> SHORT TASK
Rewrite the records from the line with "quote-line: бования, установленные" to the line with "law-number xyxy=(92,547,188,569)" as a Markdown table, with a Row column for the row number and a Record line column for the line. Leave out any blank lines.

> PROVIDED ENTRIES
---
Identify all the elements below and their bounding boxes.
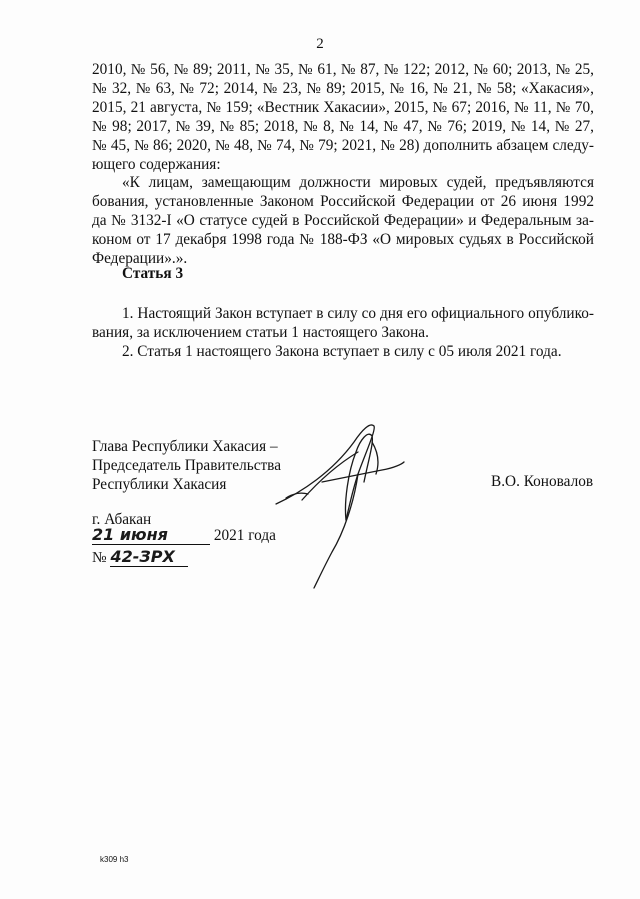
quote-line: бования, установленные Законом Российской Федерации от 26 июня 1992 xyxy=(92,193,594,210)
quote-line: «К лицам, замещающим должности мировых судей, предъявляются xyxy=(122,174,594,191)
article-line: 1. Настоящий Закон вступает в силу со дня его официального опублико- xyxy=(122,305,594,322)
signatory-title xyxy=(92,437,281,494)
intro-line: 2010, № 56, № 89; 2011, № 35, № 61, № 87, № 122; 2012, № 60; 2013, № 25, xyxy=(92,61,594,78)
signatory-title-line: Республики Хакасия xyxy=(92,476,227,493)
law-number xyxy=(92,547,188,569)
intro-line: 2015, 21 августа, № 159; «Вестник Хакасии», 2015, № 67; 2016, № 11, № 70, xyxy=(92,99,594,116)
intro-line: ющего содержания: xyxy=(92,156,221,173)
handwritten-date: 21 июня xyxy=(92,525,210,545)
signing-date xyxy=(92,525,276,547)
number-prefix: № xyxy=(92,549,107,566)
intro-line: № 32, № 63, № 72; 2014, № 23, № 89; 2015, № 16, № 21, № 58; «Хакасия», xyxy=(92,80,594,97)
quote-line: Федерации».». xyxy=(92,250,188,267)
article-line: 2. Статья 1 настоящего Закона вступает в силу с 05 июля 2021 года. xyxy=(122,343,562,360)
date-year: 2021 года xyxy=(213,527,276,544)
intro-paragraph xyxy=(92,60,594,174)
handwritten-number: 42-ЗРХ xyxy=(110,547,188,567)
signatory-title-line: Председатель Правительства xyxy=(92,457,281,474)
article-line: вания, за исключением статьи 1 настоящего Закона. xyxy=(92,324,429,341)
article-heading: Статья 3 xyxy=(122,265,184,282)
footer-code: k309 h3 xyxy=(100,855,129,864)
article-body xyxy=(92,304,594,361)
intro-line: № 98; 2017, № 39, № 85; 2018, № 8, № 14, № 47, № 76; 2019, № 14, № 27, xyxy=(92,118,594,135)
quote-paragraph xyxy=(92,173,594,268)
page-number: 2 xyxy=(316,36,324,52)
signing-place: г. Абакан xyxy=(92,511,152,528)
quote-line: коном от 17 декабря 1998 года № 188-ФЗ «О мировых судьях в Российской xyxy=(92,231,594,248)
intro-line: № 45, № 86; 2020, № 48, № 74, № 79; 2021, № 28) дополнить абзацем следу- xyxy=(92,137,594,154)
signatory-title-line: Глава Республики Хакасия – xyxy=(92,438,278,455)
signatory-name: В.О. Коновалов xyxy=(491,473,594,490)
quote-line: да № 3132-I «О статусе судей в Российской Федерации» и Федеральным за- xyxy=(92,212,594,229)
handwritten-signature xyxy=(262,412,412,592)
---
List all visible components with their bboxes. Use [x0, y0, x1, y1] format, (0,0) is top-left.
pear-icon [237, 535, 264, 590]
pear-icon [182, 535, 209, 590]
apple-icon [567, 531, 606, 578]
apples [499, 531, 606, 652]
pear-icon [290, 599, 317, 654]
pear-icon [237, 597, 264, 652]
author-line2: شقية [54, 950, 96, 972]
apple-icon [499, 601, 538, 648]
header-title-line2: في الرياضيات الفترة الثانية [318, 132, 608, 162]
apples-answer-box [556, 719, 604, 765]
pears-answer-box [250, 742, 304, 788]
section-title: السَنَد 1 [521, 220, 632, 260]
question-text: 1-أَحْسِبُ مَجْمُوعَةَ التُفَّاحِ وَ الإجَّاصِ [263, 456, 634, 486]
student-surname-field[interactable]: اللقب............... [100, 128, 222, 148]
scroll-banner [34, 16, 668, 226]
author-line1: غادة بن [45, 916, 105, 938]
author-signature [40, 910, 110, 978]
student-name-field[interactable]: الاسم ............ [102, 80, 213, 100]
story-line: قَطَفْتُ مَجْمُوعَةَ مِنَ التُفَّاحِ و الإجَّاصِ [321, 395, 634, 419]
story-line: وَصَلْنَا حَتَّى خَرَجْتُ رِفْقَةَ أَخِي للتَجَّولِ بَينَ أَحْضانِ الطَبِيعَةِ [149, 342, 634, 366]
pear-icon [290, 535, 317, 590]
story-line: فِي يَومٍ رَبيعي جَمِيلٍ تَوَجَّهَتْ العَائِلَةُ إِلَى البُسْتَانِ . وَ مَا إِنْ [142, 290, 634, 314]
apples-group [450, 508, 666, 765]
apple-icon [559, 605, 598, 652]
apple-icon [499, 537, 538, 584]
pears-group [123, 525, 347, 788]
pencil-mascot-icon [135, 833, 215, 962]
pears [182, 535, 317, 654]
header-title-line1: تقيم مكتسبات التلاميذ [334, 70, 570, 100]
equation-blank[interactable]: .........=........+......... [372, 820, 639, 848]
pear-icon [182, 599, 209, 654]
---
> TASK RESPONSE
| Row | Record line |
|---|---|
| 1 | quote-line: бования, установленные Законом Российской Федерации от 26 июня 1992 xyxy=(92,193,594,210) |
| 2 | quote-line: «К лицам, замещающим должности мировых судей, предъявляются xyxy=(122,174,594,191) |
| 3 | article-line: 1. Настоящий Закон вступает в силу со дня его официального опублико- xyxy=(122,305,594,322) |
| 4 | signatory-title xyxy=(92,437,281,494) |
| 5 | intro-line: 2010, № 56, № 89; 2011, № 35, № 61, № 87, № 122; 2012, № 60; 2013, № 25, xyxy=(92,61,594,78) |
| 6 | signatory-title-line: Республики Хакасия xyxy=(92,476,227,493) |
| 7 | law-number xyxy=(92,547,188,569) |